> Given request
Write a continuation of the patent passage on the wireless configuration discovery protocol, beginning after its final sentence.

> Excerpt
□ □ □ □
The discovery protocol may be repeated until a time instant at
which a current client timing window has been open for a time
duration greater than the timeout period.
[0072] FIG. 8c is a flowchart which is a continuation of FIG. 8b
illustrating exemplary steps in a discovery protocol with
configuration validation, in accordance with an embodiment of the
invention. Referring to FIG. 8c, subsequent to step 832 in FIG. 8b,
configuration of the client station 204 may be completed by
transmitting a status message indicating successful configuration
in step 844. The status message may be transmitted to the
collocated device 208 functioning as a configurator. In step 846 it
may be determined whether the client timing window has been open
for a period of time that is greater than the configured timeout
period of the client station 204. If the client timing window has
not been opened for a period of time that is greater than the
timeout period, the scanning process may repeat beginning at step
806. If the client timing window has been open for a period of time
that is greater than the timeout period, the client station 204 may
accept the configuration in step 848.
[0073] FIG. 9 is a flowchart illustrating exemplary steps performed
by a configurator, in accordance with an embodiment of the
invention. In step 902, the collocated device 208 functioning as a
configurator, may be configured by setting SSID and passphrase, and
setting the window open time. The window open time may comprise a
time duration during which the configurator timing window may
remain open within a single configurator timing window open time
interval. The collocated device 208 functioning as a configurator
may be configured either manually, or based on a long button
activation. In step 904, there may be a wait for a button at
collocated device 208 functioning as a configurator, to be
activated. In step 904, activating a button at the collocated
device 208 functioning as a configurator, may initiate the protocol
at the collocated device 208 functioning as a configurator. In step
906, the configurator timing window may be opened and a flashing
green light emitting diode (LED), for example, activated at the
collocated device 208 functioning as a configurator. In step 906,
if the LED, for example, at the collocated device 208 functioning
as a configurator, is activated to flashing green, it may indicate
that the collocated device 208 functioning as a configurator, is
configuring a client station 204, or ready to configure a client
station 204. In step 908, a configurator timing window timer may be
started at the collocated device 208 functioning as a configurator.
□ □ □ □
> Entries provided
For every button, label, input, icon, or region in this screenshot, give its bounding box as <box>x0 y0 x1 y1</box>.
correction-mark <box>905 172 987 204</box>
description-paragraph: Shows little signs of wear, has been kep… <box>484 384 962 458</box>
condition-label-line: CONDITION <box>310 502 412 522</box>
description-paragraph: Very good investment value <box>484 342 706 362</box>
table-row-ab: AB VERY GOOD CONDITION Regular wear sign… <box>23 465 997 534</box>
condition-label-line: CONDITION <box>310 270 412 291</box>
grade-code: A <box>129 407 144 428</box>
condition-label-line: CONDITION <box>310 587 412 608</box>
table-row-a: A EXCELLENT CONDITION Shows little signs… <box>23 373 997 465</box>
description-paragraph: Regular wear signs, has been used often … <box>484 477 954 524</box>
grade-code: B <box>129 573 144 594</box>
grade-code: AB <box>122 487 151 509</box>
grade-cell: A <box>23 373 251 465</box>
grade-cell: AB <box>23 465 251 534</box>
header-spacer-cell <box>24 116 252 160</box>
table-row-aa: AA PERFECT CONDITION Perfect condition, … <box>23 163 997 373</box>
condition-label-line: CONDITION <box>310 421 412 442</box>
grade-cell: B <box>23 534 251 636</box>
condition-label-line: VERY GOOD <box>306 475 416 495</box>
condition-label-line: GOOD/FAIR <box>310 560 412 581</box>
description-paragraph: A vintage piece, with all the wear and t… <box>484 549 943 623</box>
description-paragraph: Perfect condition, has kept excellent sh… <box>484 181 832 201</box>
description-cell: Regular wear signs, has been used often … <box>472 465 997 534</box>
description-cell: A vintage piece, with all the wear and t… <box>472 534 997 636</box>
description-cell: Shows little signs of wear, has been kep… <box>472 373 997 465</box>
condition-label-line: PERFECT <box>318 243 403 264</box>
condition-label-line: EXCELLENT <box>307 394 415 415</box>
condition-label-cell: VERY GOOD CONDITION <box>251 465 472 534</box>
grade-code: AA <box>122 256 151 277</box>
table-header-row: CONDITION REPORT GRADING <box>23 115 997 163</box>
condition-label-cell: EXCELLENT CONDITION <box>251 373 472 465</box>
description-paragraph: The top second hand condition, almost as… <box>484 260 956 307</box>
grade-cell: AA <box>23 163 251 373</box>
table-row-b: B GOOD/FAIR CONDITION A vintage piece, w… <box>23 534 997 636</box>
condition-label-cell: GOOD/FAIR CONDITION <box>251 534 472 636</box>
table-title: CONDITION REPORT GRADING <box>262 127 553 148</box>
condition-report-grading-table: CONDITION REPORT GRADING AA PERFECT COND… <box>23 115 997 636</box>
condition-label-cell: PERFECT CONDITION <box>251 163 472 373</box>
□ □ □ □
> Expected answer
In step 910, the collocated device 208 functioning as a
configurator, may transmit beacon frames comprising authentication
enablement information, associated with the step 605. Step 912 may
determine if the configurator timing window has been open for a
period of time greater than the configured window open timing value
as specified in step 902. If the configurator timing window has
been open for a period of time greater than the configured timeout
value, step 930 may stop transmitting beacon frames from the
collocated device 208 functioning as a configurator, that comprise
authentication enablement information. Step 932 may close the
configurator timing window and return the LED, for example, at the
collocated device 208 functioning as a configurator, to the state
that was in effect prior to the most recent button press at the
collocated device 208 functioning as a configurator.
[0074] If no client stations 204 have been configured by the
collocated device 208 functioning as a configurator, since the most
recent long activation of the button at the collocated device 208
functioning as a configurator, the LED, for example, may be
deactivated at step 904. If client stations 204 have been
successfully authenticated and configured by the collocated device
208 functioning as a configurator, since the most recent long
activation of the button at the collocated device 208 functioning
as a configurator, the LED, for example, may be activated to solid
green at step 904. If the LED, for example, at the collocated
device 208 functioning as a configurator, is deactivated, it may
indicate that the collocated device 208 functioning as a
configurator is unconfigured. If the LED, for example, at the
collocated device 208 functioning as a configurator, is activated
to solid green, it may indicate that the collocated device 208
functioning as a configurator, is configured and has configured at
least one client station 204.
[0075] If the configurator timing window has not been open for a
period of time greater than the configured timeout value, step 914
may determine if a hello message, associated with the step 616, has
been received from a client 204. If a hello message, associated
with the step 616, has not been received at step 914, the
collocated device 208 functioning as a configurator, may continue
sending beacon frames, associated with the step 605, at step 910.
If a hello message, associated with the step 616, has been received
from a client station 204, in step 920, a key 1 message, associated
with the step 618, may be sent to the client station 204. In step
922, a key 2 message, associated with the step 620, may be received
from the client station 204. In step 924, the collocated device 208
functioning as a configurator, may determine whether the key
exchange, comprising messages key 1, associated with the step 618,
and key 2, associated with the step 620, was successful. If the key
exchange was successful, in step 926 the collocated device 208
functioning as a configurator, may transmit configuration
information, associated with the step 622, to the client station
204, and activate a solid green LED, for example, at the
configurator 204. If the key exchange was not successful, in step
928 the collocated device 208 functioning as a configurator, may
return a status message, associated with the step 624, to the
client station 204 indicating a failure. The collocated device 208
functioning as a configurator may activate a solid red LED, for
example, for example.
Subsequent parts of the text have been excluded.